### GOAL
Reproduce every line of the records below without any change, but leave out the picture.
───── RECORDS SUPPLIED ─────
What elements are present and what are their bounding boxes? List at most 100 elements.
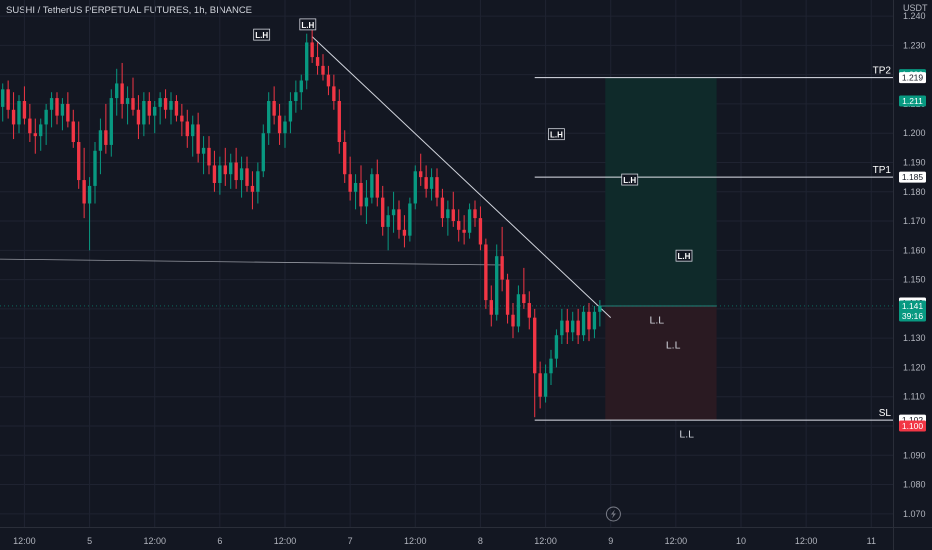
candle-body	[180, 115, 184, 122]
candle-body	[337, 101, 341, 142]
lower-high-label: L.H	[623, 176, 636, 185]
candle-body	[364, 197, 369, 207]
candle-body	[505, 279, 510, 315]
lower-high-label: L.H	[678, 252, 691, 261]
price-tick-label: 1.130	[903, 333, 926, 343]
candle-body	[131, 98, 135, 110]
level-label-tp1: TP1	[873, 165, 892, 176]
candle-body	[77, 141, 81, 181]
candle-body	[592, 311, 597, 330]
lower-high-label: L.H	[550, 131, 563, 140]
candle-body	[98, 130, 103, 151]
time-tick-label: 5	[87, 536, 92, 546]
candle-body	[451, 209, 455, 222]
lower-high-label: L.H	[301, 21, 314, 30]
candle-body	[147, 101, 151, 116]
candle-body	[49, 98, 54, 110]
lower-high-marker	[548, 128, 565, 141]
lightning-icon[interactable]	[605, 506, 621, 522]
candle-body	[484, 244, 488, 301]
candle-body	[218, 165, 222, 183]
price-tick-label: 1.110	[903, 392, 925, 402]
candle-body	[33, 133, 37, 137]
candle-body	[17, 101, 21, 125]
support-line	[0, 258, 503, 266]
time-tick-label: 12:00	[143, 536, 166, 546]
candle-body	[288, 101, 293, 122]
price-badge-label: 1.185	[902, 172, 924, 182]
candle-body	[332, 86, 336, 102]
candle-body	[543, 373, 548, 397]
price-axis-unit: USDT	[903, 3, 928, 13]
lower-low-label: L.L	[666, 339, 681, 351]
candle-body	[277, 115, 282, 134]
candle-body	[153, 106, 157, 116]
time-tick-label: 9	[608, 536, 613, 546]
candle-body	[511, 314, 515, 327]
candle-body	[87, 185, 92, 204]
candle-body	[28, 118, 32, 134]
candle-body	[462, 229, 466, 233]
candle-body	[533, 317, 537, 374]
price-badge-countdown: 39:16	[902, 311, 924, 321]
price-badge-bg	[899, 72, 926, 84]
chart-title: SUSHI / TetherUS PERPETUAL FUTURES, 1h, …	[6, 5, 253, 16]
lightning-icon-circle	[605, 506, 621, 522]
candle-body	[11, 109, 16, 125]
candle-body	[44, 109, 48, 125]
price-badge-bg	[899, 171, 926, 183]
annotations: L.HL.HL.HL.HL.HL.LL.LL.L	[253, 18, 694, 441]
candle-body	[381, 197, 385, 227]
drawing-lines: TP2 TP1 SL	[0, 36, 893, 421]
lower-high-marker	[299, 18, 317, 31]
candle-body	[343, 141, 347, 175]
candle-body	[326, 74, 331, 87]
price-tick-label: 1.190	[903, 157, 926, 167]
candle-body	[1, 89, 5, 107]
candle-body	[174, 101, 179, 116]
candle-body	[22, 101, 27, 119]
price-badge-bg	[899, 300, 926, 322]
candle-body	[375, 174, 379, 198]
candle-body	[191, 124, 195, 137]
candle-body	[467, 209, 472, 233]
lower-high-label: L.H	[255, 31, 268, 40]
candle-body	[201, 147, 206, 154]
time-tick-label: 7	[348, 536, 353, 546]
price-badge: 1.211	[899, 95, 926, 107]
price-badge-label: 1.102	[902, 415, 924, 425]
candle-body	[598, 305, 602, 312]
candle-body	[538, 373, 542, 397]
candle-body	[321, 65, 325, 75]
candle-body	[93, 150, 97, 186]
candle-body	[185, 121, 189, 137]
price-badge-label: 1.100	[902, 421, 924, 431]
time-tick-label: 12:00	[795, 536, 818, 546]
lower-high-marker	[621, 173, 639, 186]
candle-body	[424, 177, 428, 189]
candle-body	[473, 209, 477, 219]
candle-body	[353, 182, 358, 192]
candle-body	[294, 92, 298, 102]
level-label-tp2: TP2	[873, 66, 892, 77]
candle-body	[71, 121, 75, 142]
price-badge-label: 1.211	[902, 96, 923, 106]
candle-body	[478, 218, 483, 245]
position-zones	[605, 77, 717, 421]
candle-body	[386, 215, 390, 227]
candle-body	[39, 124, 43, 137]
time-tick-label: 6	[217, 536, 222, 546]
candle-body	[169, 101, 173, 110]
candle-body	[196, 124, 200, 154]
candle-body	[419, 171, 423, 178]
candle-body	[120, 83, 124, 104]
candle-body	[55, 98, 59, 116]
price-badge-bg	[899, 420, 926, 432]
candle-body	[516, 294, 521, 327]
candle-body	[495, 256, 499, 315]
candle-body	[370, 174, 374, 198]
price-tick-label: 1.200	[903, 128, 926, 138]
lower-high-marker	[675, 249, 693, 262]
─────
### FULL RESPONSE
What elements are present and what are their bounding boxes? List at most 100 elements.
candle-body	[180, 115, 184, 122]
candle-body	[337, 101, 341, 142]
lower-high-label: L.H	[623, 176, 636, 185]
candle-body	[364, 197, 369, 207]
candle-body	[505, 279, 510, 315]
lower-high-label: L.H	[678, 252, 691, 261]
price-tick-label: 1.130	[903, 333, 926, 343]
candle-body	[131, 98, 135, 110]
level-label-tp1: TP1	[873, 165, 892, 176]
candle-body	[77, 141, 81, 181]
candle-body	[592, 311, 597, 330]
lower-high-label: L.H	[550, 131, 563, 140]
candle-body	[98, 130, 103, 151]
time-tick-label: 5	[87, 536, 92, 546]
candle-body	[451, 209, 455, 222]
lower-high-label: L.H	[301, 21, 314, 30]
candle-body	[147, 101, 151, 116]
candle-body	[49, 98, 54, 110]
lower-high-marker	[548, 128, 565, 141]
lightning-icon[interactable]	[605, 506, 621, 522]
candle-body	[484, 244, 488, 301]
candle-body	[218, 165, 222, 183]
price-tick-label: 1.110	[903, 392, 925, 402]
candle-body	[33, 133, 37, 137]
candle-body	[17, 101, 21, 125]
support-line	[0, 258, 503, 266]
time-tick-label: 12:00	[143, 536, 166, 546]
candle-body	[288, 101, 293, 122]
price-badge-label: 1.185	[902, 172, 924, 182]
candle-body	[332, 86, 336, 102]
candle-body	[543, 373, 548, 397]
price-axis-unit: USDT	[903, 3, 928, 13]
lower-low-label: L.L	[666, 339, 681, 351]
candle-body	[277, 115, 282, 134]
candle-body	[153, 106, 157, 116]
time-tick-label: 9	[608, 536, 613, 546]
candle-body	[511, 314, 515, 327]
candle-body	[87, 185, 92, 204]
candle-body	[28, 118, 32, 134]
candle-body	[462, 229, 466, 233]
candle-body	[533, 317, 537, 374]
price-badge-countdown: 39:16	[902, 311, 924, 321]
price-badge-bg	[899, 72, 926, 84]
chart-title: SUSHI / TetherUS PERPETUAL FUTURES, 1h, …	[6, 5, 253, 16]
lightning-icon-circle	[605, 506, 621, 522]
candle-body	[11, 109, 16, 125]
candle-body	[44, 109, 48, 125]
price-badge-bg	[899, 171, 926, 183]
annotations: L.HL.HL.HL.HL.HL.LL.LL.L	[253, 18, 694, 441]
candle-body	[381, 197, 385, 227]
drawing-lines: TP2 TP1 SL	[0, 36, 893, 421]
lower-high-marker	[299, 18, 317, 31]
candle-body	[343, 141, 347, 175]
candle-body	[326, 74, 331, 87]
price-tick-label: 1.190	[903, 157, 926, 167]
candle-body	[1, 89, 5, 107]
candle-body	[174, 101, 179, 116]
candle-body	[22, 101, 27, 119]
price-badge-bg	[899, 300, 926, 322]
candle-body	[375, 174, 379, 198]
candle-body	[191, 124, 195, 137]
candle-body	[467, 209, 472, 233]
lower-high-label: L.H	[255, 31, 268, 40]
candle-body	[201, 147, 206, 154]
time-tick-label: 7	[348, 536, 353, 546]
price-badge: 1.211	[899, 95, 926, 107]
price-badge-label: 1.102	[902, 415, 924, 425]
candle-body	[598, 305, 602, 312]
candle-body	[538, 373, 542, 397]
candle-body	[321, 65, 325, 75]
candle-body	[93, 150, 97, 186]
candle-body	[185, 121, 189, 137]
price-badge-label: 1.100	[902, 421, 924, 431]
time-tick-label: 12:00	[795, 536, 818, 546]
lower-high-marker	[621, 173, 639, 186]
candle-body	[424, 177, 428, 189]
candle-body	[473, 209, 477, 219]
candle-body	[353, 182, 358, 192]
candle-body	[294, 92, 298, 102]
level-label-tp2: TP2	[873, 66, 892, 77]
candle-body	[71, 121, 75, 142]
price-badge-label: 1.211	[902, 96, 923, 106]
candle-body	[478, 218, 483, 245]
position-zones	[605, 77, 717, 421]
candle-body	[386, 215, 390, 227]
candle-body	[39, 124, 43, 137]
time-tick-label: 6	[217, 536, 222, 546]
candle-body	[169, 101, 173, 110]
candle-body	[196, 124, 200, 154]
candle-body	[419, 171, 423, 178]
candle-body	[120, 83, 124, 104]
candle-body	[55, 98, 59, 116]
price-badge-bg	[899, 420, 926, 432]
candle-body	[516, 294, 521, 327]
candle-body	[495, 256, 499, 315]
candle-body	[370, 174, 374, 198]
price-tick-label: 1.200	[903, 128, 926, 138]
lower-high-marker	[675, 249, 693, 262]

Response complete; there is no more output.